Aim of the task:
Find how many lines contain "text" and state only that number.

Records from a dataset:
▼

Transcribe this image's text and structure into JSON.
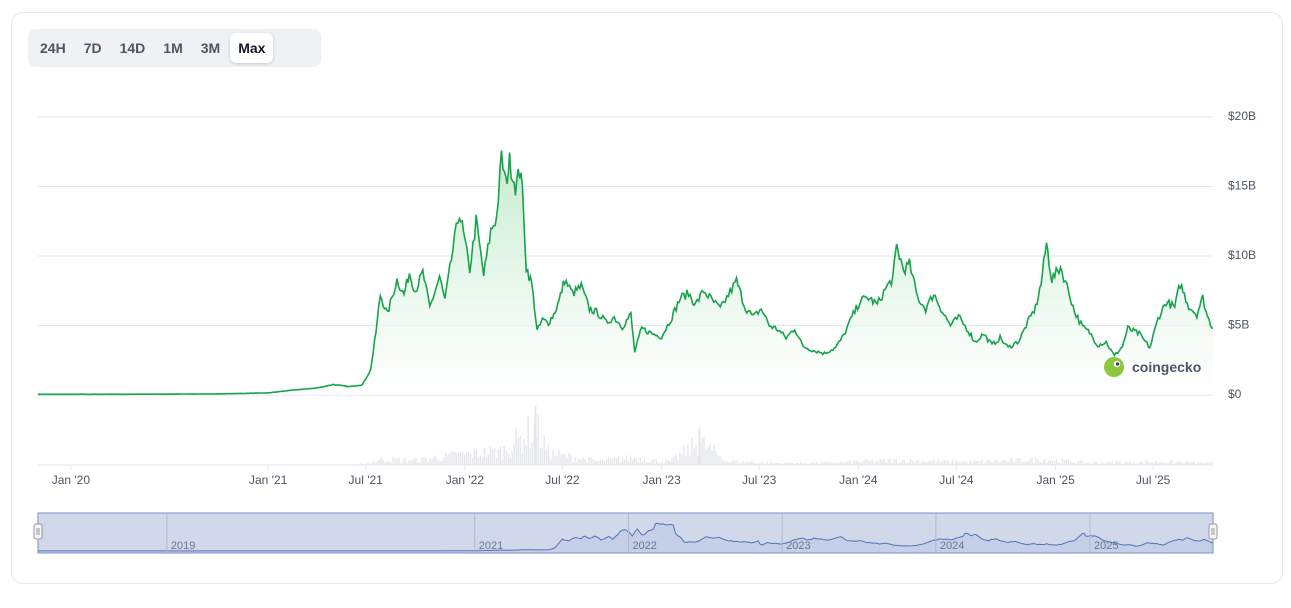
{
  "range_selector": {
    "buttons": [
      {
        "label": "24H",
        "active": false
      },
      {
        "label": "7D",
        "active": false
      },
      {
        "label": "14D",
        "active": false
      },
      {
        "label": "1M",
        "active": false
      },
      {
        "label": "3M",
        "active": false
      },
      {
        "label": "Max",
        "active": true
      }
    ]
  },
  "watermark": {
    "text": "coingecko",
    "icon": "gecko-logo-icon"
  },
  "colors": {
    "line": "#16a34a",
    "fill_top": "#bfe8c9",
    "fill_bottom": "#ffffff",
    "grid": "#e5e7eb",
    "volume": "#e5e7eb",
    "navigator_fill": "#d6ddf0",
    "navigator_line": "#4b6cb7"
  },
  "chart_data": {
    "type": "area",
    "title": "",
    "xlabel": "",
    "ylabel": "",
    "x_range": [
      "2019-11-01",
      "2025-10-20"
    ],
    "ylim": [
      0,
      20
    ],
    "y_unit": "billion USD",
    "y_ticks": [
      {
        "value": 0,
        "label": "$0"
      },
      {
        "value": 5,
        "label": "$5B"
      },
      {
        "value": 10,
        "label": "$10B"
      },
      {
        "value": 15,
        "label": "$15B"
      },
      {
        "value": 20,
        "label": "$20B"
      }
    ],
    "x_ticks": [
      {
        "date": "2020-01-01",
        "label": "Jan '20"
      },
      {
        "date": "2021-01-01",
        "label": "Jan '21"
      },
      {
        "date": "2021-07-01",
        "label": "Jul '21"
      },
      {
        "date": "2022-01-01",
        "label": "Jan '22"
      },
      {
        "date": "2022-07-01",
        "label": "Jul '22"
      },
      {
        "date": "2023-01-01",
        "label": "Jan '23"
      },
      {
        "date": "2023-07-01",
        "label": "Jul '23"
      },
      {
        "date": "2024-01-01",
        "label": "Jan '24"
      },
      {
        "date": "2024-07-01",
        "label": "Jul '24"
      },
      {
        "date": "2025-01-01",
        "label": "Jan '25"
      },
      {
        "date": "2025-07-01",
        "label": "Jul '25"
      }
    ],
    "series": [
      {
        "values": [
          [
            "2019-11-01",
            0.05
          ],
          [
            "2020-03-01",
            0.05
          ],
          [
            "2020-07-01",
            0.06
          ],
          [
            "2020-10-01",
            0.08
          ],
          [
            "2021-01-01",
            0.15
          ],
          [
            "2021-02-15",
            0.35
          ],
          [
            "2021-04-01",
            0.5
          ],
          [
            "2021-05-01",
            0.75
          ],
          [
            "2021-06-01",
            0.6
          ],
          [
            "2021-06-25",
            0.75
          ],
          [
            "2021-07-10",
            1.8
          ],
          [
            "2021-07-20",
            4.5
          ],
          [
            "2021-07-28",
            7.2
          ],
          [
            "2021-08-10",
            5.8
          ],
          [
            "2021-08-28",
            8.3
          ],
          [
            "2021-09-10",
            7.2
          ],
          [
            "2021-09-20",
            8.8
          ],
          [
            "2021-10-01",
            7.5
          ],
          [
            "2021-10-15",
            8.8
          ],
          [
            "2021-10-28",
            6.3
          ],
          [
            "2021-11-15",
            8.5
          ],
          [
            "2021-11-25",
            6.8
          ],
          [
            "2021-12-10",
            10.5
          ],
          [
            "2021-12-22",
            13.2
          ],
          [
            "2022-01-01",
            11.0
          ],
          [
            "2022-01-10",
            9.0
          ],
          [
            "2022-01-22",
            12.5
          ],
          [
            "2022-02-05",
            8.6
          ],
          [
            "2022-02-18",
            11.8
          ],
          [
            "2022-03-01",
            12.8
          ],
          [
            "2022-03-10",
            17.1
          ],
          [
            "2022-03-18",
            15.2
          ],
          [
            "2022-03-25",
            16.8
          ],
          [
            "2022-04-05",
            15.0
          ],
          [
            "2022-04-15",
            16.4
          ],
          [
            "2022-04-25",
            9.2
          ],
          [
            "2022-05-05",
            8.0
          ],
          [
            "2022-05-10",
            6.4
          ],
          [
            "2022-05-15",
            4.6
          ],
          [
            "2022-05-25",
            5.4
          ],
          [
            "2022-06-05",
            5.2
          ],
          [
            "2022-06-15",
            5.8
          ],
          [
            "2022-06-25",
            6.8
          ],
          [
            "2022-07-05",
            8.3
          ],
          [
            "2022-07-20",
            7.3
          ],
          [
            "2022-08-05",
            7.8
          ],
          [
            "2022-08-20",
            6.2
          ],
          [
            "2022-09-05",
            5.9
          ],
          [
            "2022-09-20",
            5.2
          ],
          [
            "2022-10-05",
            5.6
          ],
          [
            "2022-10-20",
            4.9
          ],
          [
            "2022-11-05",
            5.8
          ],
          [
            "2022-11-12",
            3.1
          ],
          [
            "2022-11-25",
            4.8
          ],
          [
            "2022-12-15",
            4.4
          ],
          [
            "2023-01-01",
            4.2
          ],
          [
            "2023-01-20",
            5.6
          ],
          [
            "2023-02-05",
            7.0
          ],
          [
            "2023-02-20",
            7.3
          ],
          [
            "2023-03-05",
            6.5
          ],
          [
            "2023-03-20",
            7.5
          ],
          [
            "2023-04-05",
            6.8
          ],
          [
            "2023-04-20",
            6.2
          ],
          [
            "2023-05-05",
            7.2
          ],
          [
            "2023-05-20",
            8.2
          ],
          [
            "2023-06-05",
            6.3
          ],
          [
            "2023-06-20",
            5.6
          ],
          [
            "2023-07-05",
            6.2
          ],
          [
            "2023-07-20",
            5.0
          ],
          [
            "2023-08-05",
            4.7
          ],
          [
            "2023-08-20",
            4.1
          ],
          [
            "2023-09-05",
            4.8
          ],
          [
            "2023-09-20",
            3.5
          ],
          [
            "2023-10-10",
            3.2
          ],
          [
            "2023-10-30",
            3.0
          ],
          [
            "2023-11-20",
            3.4
          ],
          [
            "2023-12-05",
            4.3
          ],
          [
            "2023-12-20",
            5.6
          ],
          [
            "2024-01-05",
            6.8
          ],
          [
            "2024-01-20",
            7.0
          ],
          [
            "2024-02-05",
            6.5
          ],
          [
            "2024-02-20",
            7.6
          ],
          [
            "2024-03-05",
            8.4
          ],
          [
            "2024-03-12",
            10.7
          ],
          [
            "2024-03-25",
            9.0
          ],
          [
            "2024-04-05",
            9.4
          ],
          [
            "2024-04-20",
            7.0
          ],
          [
            "2024-05-05",
            6.2
          ],
          [
            "2024-05-20",
            7.3
          ],
          [
            "2024-06-05",
            6.0
          ],
          [
            "2024-06-20",
            5.0
          ],
          [
            "2024-07-05",
            5.6
          ],
          [
            "2024-07-20",
            4.8
          ],
          [
            "2024-08-05",
            3.8
          ],
          [
            "2024-08-20",
            4.4
          ],
          [
            "2024-09-05",
            3.6
          ],
          [
            "2024-09-20",
            4.1
          ],
          [
            "2024-10-05",
            3.4
          ],
          [
            "2024-10-25",
            3.9
          ],
          [
            "2024-11-10",
            5.2
          ],
          [
            "2024-11-25",
            6.3
          ],
          [
            "2024-12-05",
            8.0
          ],
          [
            "2024-12-15",
            10.9
          ],
          [
            "2024-12-25",
            8.3
          ],
          [
            "2025-01-10",
            9.2
          ],
          [
            "2025-01-25",
            7.5
          ],
          [
            "2025-02-05",
            6.0
          ],
          [
            "2025-02-20",
            4.9
          ],
          [
            "2025-03-05",
            4.5
          ],
          [
            "2025-03-20",
            3.6
          ],
          [
            "2025-04-05",
            3.8
          ],
          [
            "2025-04-20",
            2.8
          ],
          [
            "2025-05-05",
            3.5
          ],
          [
            "2025-05-15",
            4.8
          ],
          [
            "2025-06-05",
            4.4
          ],
          [
            "2025-06-25",
            3.4
          ],
          [
            "2025-07-10",
            5.5
          ],
          [
            "2025-07-25",
            6.7
          ],
          [
            "2025-08-10",
            6.3
          ],
          [
            "2025-08-20",
            8.0
          ],
          [
            "2025-09-05",
            6.4
          ],
          [
            "2025-09-20",
            5.8
          ],
          [
            "2025-10-01",
            7.0
          ],
          [
            "2025-10-10",
            5.6
          ],
          [
            "2025-10-20",
            4.8
          ]
        ]
      }
    ],
    "volume": {
      "values": [
        [
          "2019-11-01",
          0.0
        ],
        [
          "2021-06-25",
          0.02
        ],
        [
          "2021-08-01",
          0.15
        ],
        [
          "2021-10-01",
          0.12
        ],
        [
          "2021-12-15",
          0.25
        ],
        [
          "2022-03-10",
          0.35
        ],
        [
          "2022-05-12",
          0.95
        ],
        [
          "2022-06-05",
          0.3
        ],
        [
          "2022-09-01",
          0.1
        ],
        [
          "2022-11-10",
          0.18
        ],
        [
          "2023-01-15",
          0.08
        ],
        [
          "2023-03-12",
          0.58
        ],
        [
          "2023-05-01",
          0.1
        ],
        [
          "2023-08-01",
          0.05
        ],
        [
          "2023-11-01",
          0.06
        ],
        [
          "2024-03-10",
          0.12
        ],
        [
          "2024-08-05",
          0.08
        ],
        [
          "2024-12-10",
          0.14
        ],
        [
          "2025-03-01",
          0.06
        ],
        [
          "2025-07-20",
          0.08
        ],
        [
          "2025-10-20",
          0.05
        ]
      ]
    },
    "navigator": {
      "x_range": [
        "2018-03-01",
        "2025-10-20"
      ],
      "tick_labels": [
        {
          "date": "2019-01-01",
          "label": "2019"
        },
        {
          "date": "2021-01-01",
          "label": "2021"
        },
        {
          "date": "2022-01-01",
          "label": "2022"
        },
        {
          "date": "2023-01-01",
          "label": "2023"
        },
        {
          "date": "2024-01-01",
          "label": "2024"
        },
        {
          "date": "2025-01-01",
          "label": "2025"
        }
      ]
    },
    "grid": true,
    "legend": "none"
  }
}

▲

Exercise solution:
2